> [Directive] Filter these entries so that only lines with the word "color" remain.

═══ Exercise data ═══

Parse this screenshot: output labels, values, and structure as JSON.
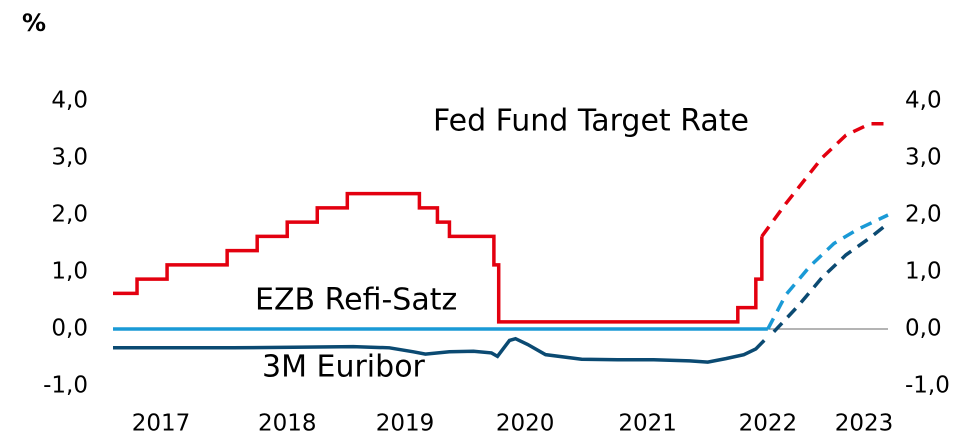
{
  "chart_data": {
    "type": "line",
    "ylabel": "%",
    "xlim": [
      2017.0,
      2023.45
    ],
    "xticks": [
      {
        "value": 2017.4,
        "label": "2017"
      },
      {
        "value": 2018.45,
        "label": "2018"
      },
      {
        "value": 2019.43,
        "label": "2019"
      },
      {
        "value": 2020.43,
        "label": "2020"
      },
      {
        "value": 2021.45,
        "label": "2021"
      },
      {
        "value": 2022.45,
        "label": "2022"
      },
      {
        "value": 2023.25,
        "label": "2023"
      }
    ],
    "ylim": [
      -1,
      4
    ],
    "yticks": [
      {
        "value": -1,
        "label": "-1,0"
      },
      {
        "value": 0,
        "label": "0,0"
      },
      {
        "value": 1,
        "label": "1,0"
      },
      {
        "value": 2,
        "label": "2,0"
      },
      {
        "value": 3,
        "label": "3,0"
      },
      {
        "value": 4,
        "label": "4,0"
      }
    ],
    "grid": false,
    "series": [
      {
        "name": "Fed Fund Target Rate",
        "color": "#e3000f",
        "x": [
          2017.0,
          2017.2,
          2017.2,
          2017.45,
          2017.45,
          2017.95,
          2017.95,
          2018.2,
          2018.2,
          2018.45,
          2018.45,
          2018.7,
          2018.7,
          2018.95,
          2018.95,
          2019.55,
          2019.55,
          2019.7,
          2019.7,
          2019.8,
          2019.8,
          2020.17,
          2020.17,
          2020.21,
          2020.21,
          2022.2,
          2022.2,
          2022.35,
          2022.35,
          2022.4,
          2022.4
        ],
        "values": [
          0.625,
          0.625,
          0.875,
          0.875,
          1.125,
          1.125,
          1.375,
          1.375,
          1.625,
          1.625,
          1.875,
          1.875,
          2.125,
          2.125,
          2.375,
          2.375,
          2.125,
          2.125,
          1.875,
          1.875,
          1.625,
          1.625,
          1.125,
          1.125,
          0.125,
          0.125,
          0.375,
          0.375,
          0.875,
          0.875,
          1.625
        ],
        "forecast_x": [
          2022.4,
          2022.6,
          2022.9,
          2023.1,
          2023.3,
          2023.45
        ],
        "forecast_values": [
          1.625,
          2.2,
          3.0,
          3.4,
          3.6,
          3.6
        ]
      },
      {
        "name": "EZB Refi-Satz",
        "color": "#1a9ad6",
        "x": [
          2017.0,
          2022.45
        ],
        "values": [
          0,
          0
        ],
        "forecast_x": [
          2022.45,
          2022.6,
          2022.8,
          2023.0,
          2023.2,
          2023.45
        ],
        "forecast_values": [
          0,
          0.6,
          1.1,
          1.5,
          1.75,
          2.0
        ]
      },
      {
        "name": "3M Euribor",
        "color": "#0b4a72",
        "x": [
          2017.0,
          2017.5,
          2018.0,
          2018.5,
          2019.0,
          2019.3,
          2019.5,
          2019.6,
          2019.8,
          2020.0,
          2020.15,
          2020.2,
          2020.3,
          2020.35,
          2020.45,
          2020.6,
          2020.9,
          2021.2,
          2021.5,
          2021.8,
          2021.95,
          2022.1,
          2022.25,
          2022.35,
          2022.42
        ],
        "values": [
          -0.33,
          -0.33,
          -0.33,
          -0.32,
          -0.31,
          -0.33,
          -0.4,
          -0.44,
          -0.4,
          -0.39,
          -0.42,
          -0.48,
          -0.2,
          -0.17,
          -0.27,
          -0.45,
          -0.53,
          -0.54,
          -0.54,
          -0.56,
          -0.58,
          -0.52,
          -0.45,
          -0.35,
          -0.2
        ],
        "forecast_x": [
          2022.5,
          2022.7,
          2022.9,
          2023.1,
          2023.3,
          2023.45
        ],
        "forecast_values": [
          -0.05,
          0.4,
          0.9,
          1.3,
          1.6,
          1.85
        ]
      }
    ]
  }
}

═══

> [Answer in full]
        "color": "#e3000f",
        "color": "#1a9ad6",
        "color": "#0b4a72",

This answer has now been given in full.